# START OF Stored rows

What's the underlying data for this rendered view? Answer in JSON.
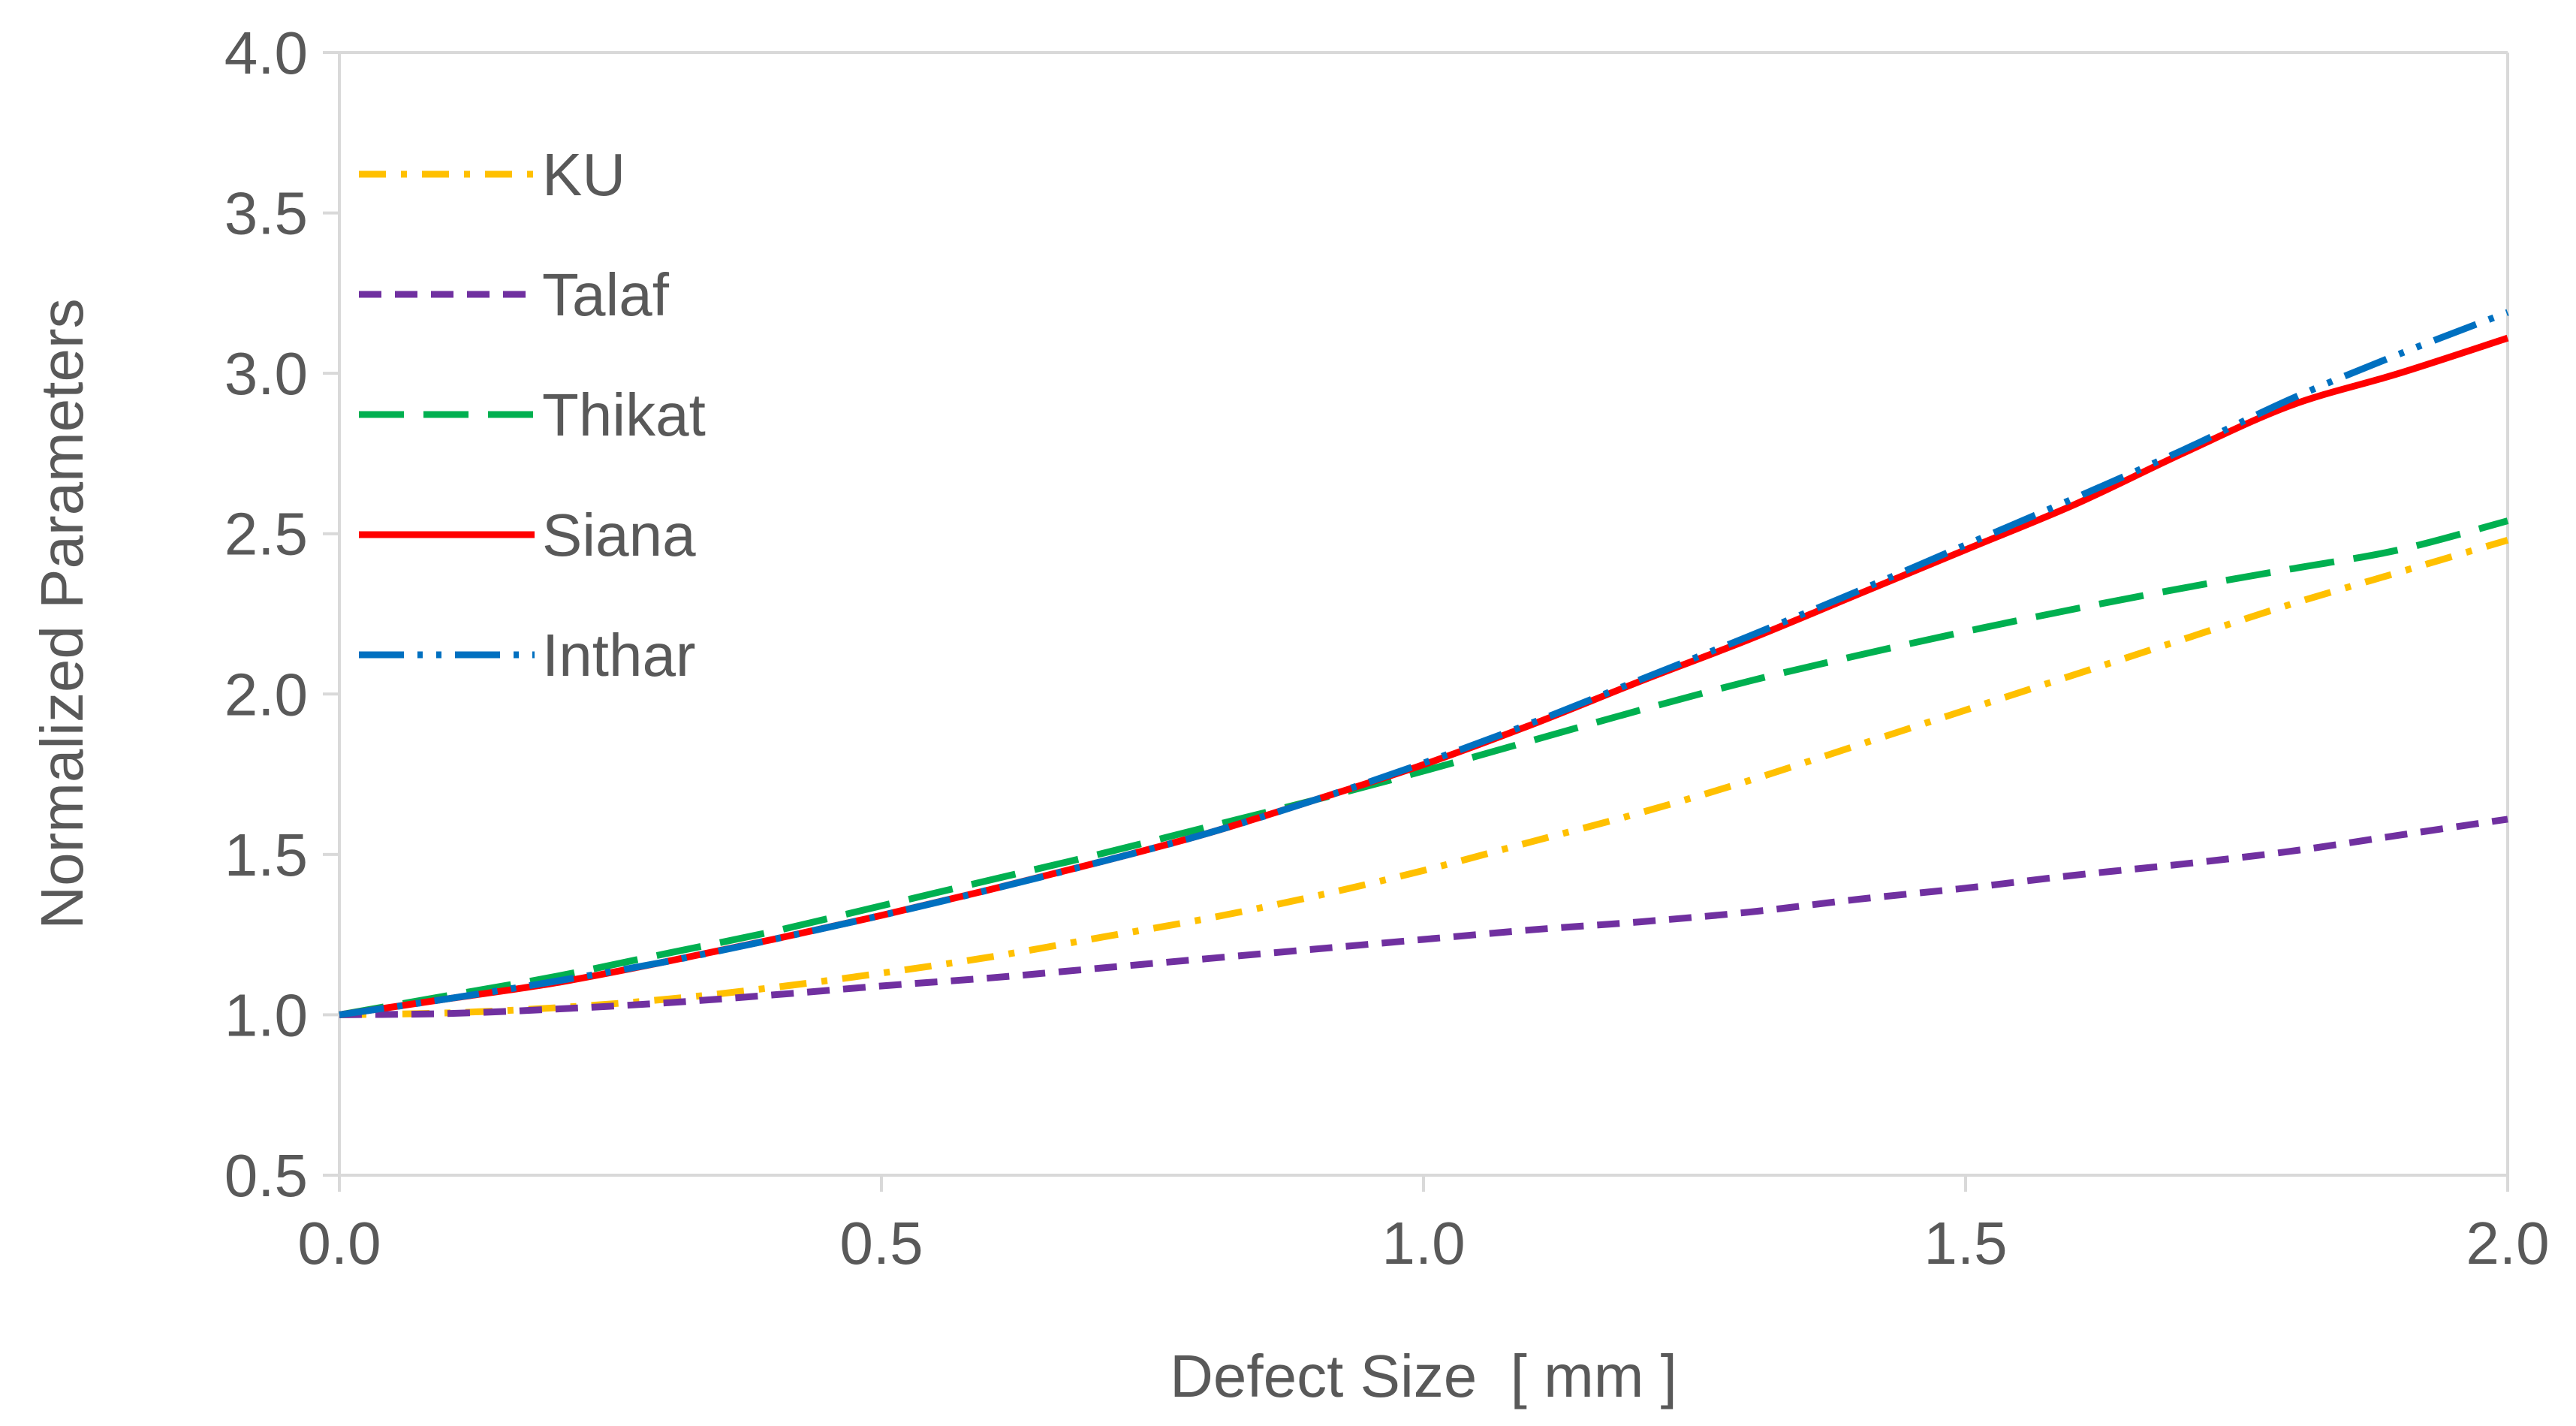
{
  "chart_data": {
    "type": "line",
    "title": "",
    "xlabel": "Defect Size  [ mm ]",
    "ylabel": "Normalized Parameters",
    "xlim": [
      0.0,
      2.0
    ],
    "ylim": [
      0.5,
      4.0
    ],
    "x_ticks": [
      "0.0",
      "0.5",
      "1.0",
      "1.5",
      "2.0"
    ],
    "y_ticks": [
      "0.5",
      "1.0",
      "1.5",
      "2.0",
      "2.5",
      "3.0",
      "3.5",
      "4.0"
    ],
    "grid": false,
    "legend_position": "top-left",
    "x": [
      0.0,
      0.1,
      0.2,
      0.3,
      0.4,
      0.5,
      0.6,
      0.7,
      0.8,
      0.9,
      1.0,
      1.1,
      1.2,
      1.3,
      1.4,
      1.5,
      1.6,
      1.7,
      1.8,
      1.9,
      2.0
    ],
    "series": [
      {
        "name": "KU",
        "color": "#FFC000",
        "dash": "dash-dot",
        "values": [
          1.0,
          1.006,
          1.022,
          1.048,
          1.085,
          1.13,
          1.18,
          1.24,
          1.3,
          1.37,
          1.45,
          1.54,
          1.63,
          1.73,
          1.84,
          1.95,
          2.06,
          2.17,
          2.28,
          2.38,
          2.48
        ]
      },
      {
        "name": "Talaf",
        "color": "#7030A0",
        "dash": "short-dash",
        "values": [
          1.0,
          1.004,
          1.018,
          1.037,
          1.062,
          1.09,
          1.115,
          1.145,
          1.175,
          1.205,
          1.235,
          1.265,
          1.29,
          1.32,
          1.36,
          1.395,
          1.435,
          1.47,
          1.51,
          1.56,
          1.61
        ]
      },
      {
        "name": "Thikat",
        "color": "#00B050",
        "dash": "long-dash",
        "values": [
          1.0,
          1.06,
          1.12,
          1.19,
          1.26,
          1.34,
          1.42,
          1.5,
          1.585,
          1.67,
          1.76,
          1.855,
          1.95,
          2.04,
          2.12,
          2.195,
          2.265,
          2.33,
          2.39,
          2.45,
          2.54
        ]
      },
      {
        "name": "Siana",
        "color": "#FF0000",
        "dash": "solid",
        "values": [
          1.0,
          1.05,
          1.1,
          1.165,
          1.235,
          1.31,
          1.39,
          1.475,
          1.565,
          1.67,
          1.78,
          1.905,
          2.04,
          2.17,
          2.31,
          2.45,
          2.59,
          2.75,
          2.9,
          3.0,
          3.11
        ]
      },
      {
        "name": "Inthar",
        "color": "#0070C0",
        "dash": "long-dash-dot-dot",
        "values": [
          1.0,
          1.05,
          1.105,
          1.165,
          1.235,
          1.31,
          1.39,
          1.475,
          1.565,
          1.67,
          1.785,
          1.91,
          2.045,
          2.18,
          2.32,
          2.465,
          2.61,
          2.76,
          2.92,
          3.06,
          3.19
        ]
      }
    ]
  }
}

# END OF Stored rows

Task to carry out ▸ Report how many lines above hold the string "name", giving nothing but the number.

Response to the exercise ▸ 5